== Task brief ==
Records follow. Select each line holding "suspension".
═══ Input records
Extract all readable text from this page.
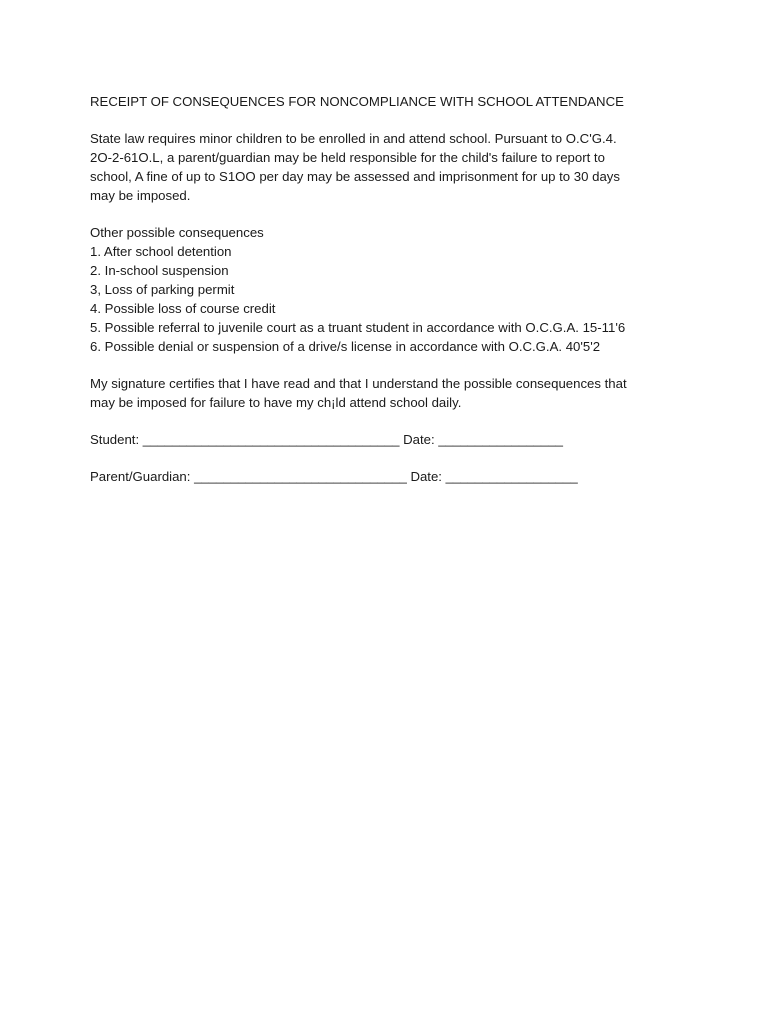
RECEIPT OF CONSEQUENCES FOR NONCOMPLIANCE WITH SCHOOL ATTENDANCE
State law requires minor children to be enrolled in and attend school. Pursuant to O.C'G.4.
2O-2-61O.L, a parent/guardian may be held responsible for the child's failure to report to
school, A fine of up to S1OO per day may be assessed and imprisonment for up to 30 days
may be imposed.
Other possible consequences
1. After school detention
2. In-school suspension
3, Loss of parking permit
4. Possible loss of course credit
5. Possible referral to juvenile court as a truant student in accordance with O.C.G.A. 15-11'6
6. Possible denial or suspension of a drive/s license in accordance with O.C.G.A. 40'5'2
My signature certifies that I have read and that I understand the possible consequences that
may be imposed for failure to have my ch¡ld attend school daily.
Student: ___________________________________ Date: _________________
Parent/Guardian: _____________________________ Date: __________________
══════
== Exercise result ==
2. In-school suspension
6. Possible denial or suspension of a drive/s license in accordance with O.C.G.A. 40'5'2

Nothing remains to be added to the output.